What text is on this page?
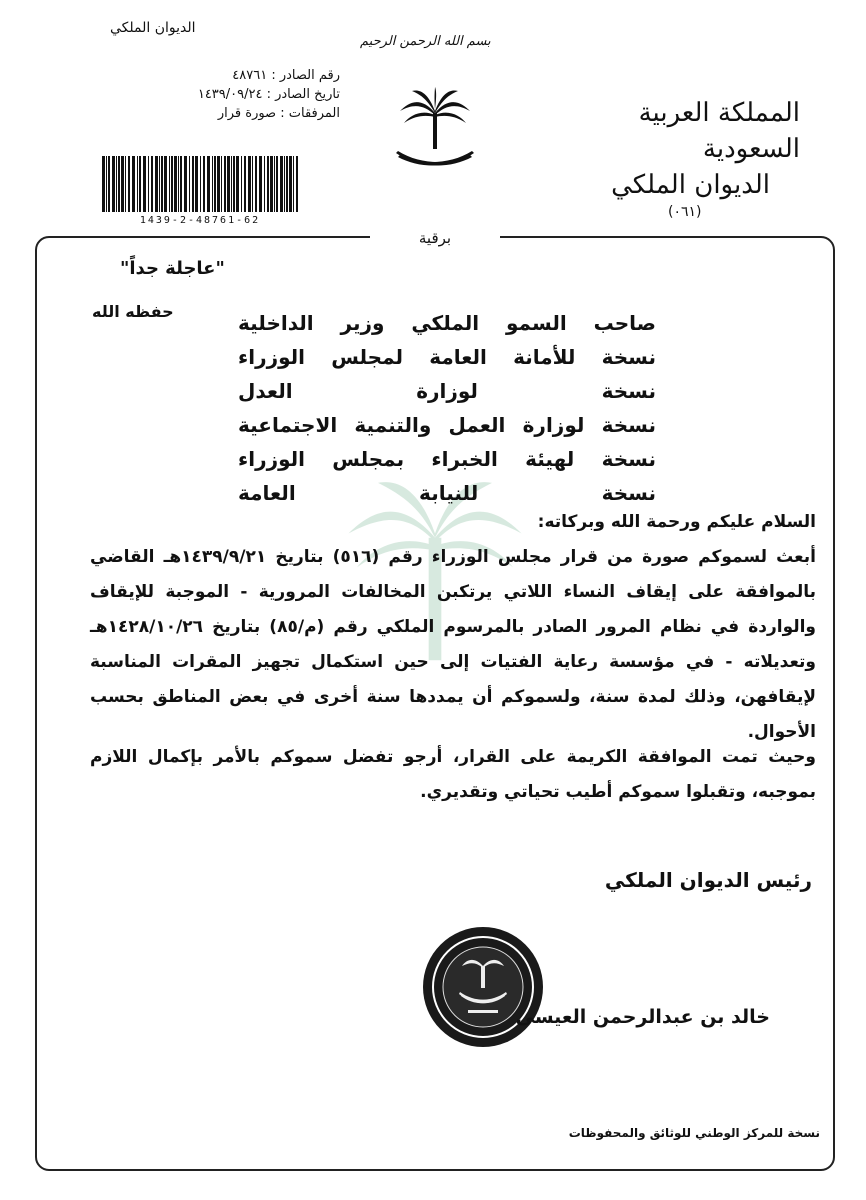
الديوان الملكي
بسم الله الرحمن الرحيم
رقم الصادر : ٤٨٧٦١
تاريخ الصادر : ١٤٣٩/٠٩/٢٤
المرفقات : صورة قرار
1439-2-48761-62
المملكة العربية السعودية
الديوان الملكي
(٠٦١)
برقية
"عاجلة جداً"
حفظه الله	صاحب السمو الملكي وزير الداخلية
نسخة للأمانة العامة لمجلس الوزراء
نسخة لوزارة العدل
نسخة لوزارة العمل والتنمية الاجتماعية
نسخة لهيئة الخبراء بمجلس الوزراء
نسخة للنيابة العامة
السلام عليكم ورحمة الله وبركاته:
أبعث لسموكم صورة من قرار مجلس الوزراء رقم (٥١٦) بتاريخ ١٤٣٩/٩/٢١هـ القاضي بالموافقة على إيقاف النساء اللاتي يرتكبن المخالفات المرورية - الموجبة للإيقاف والواردة في نظام المرور الصادر بالمرسوم الملكي رقم (م/٨٥) بتاريخ ١٤٢٨/١٠/٢٦هـ وتعديلاته - في مؤسسة رعاية الفتيات إلى حين استكمال تجهيز المقرات المناسبة لإيقافهن، وذلك لمدة سنة، ولسموكم أن يمددها سنة أخرى في بعض المناطق بحسب الأحوال.
وحيث تمت الموافقة الكريمة على القرار، أرجو تفضل سموكم بالأمر بإكمال اللازم بموجبه، وتقبلوا سموكم أطيب تحياتي وتقديري.
رئيس الديوان الملكي
خالد بن عبدالرحمن العيسى
نسخة للمركز الوطني للوثائق والمحفوظات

------------------------------------------------------------

* Task directions:
Report how many lines in the listing above include the word "العامة". Give nothing but the number.

* Task output:
2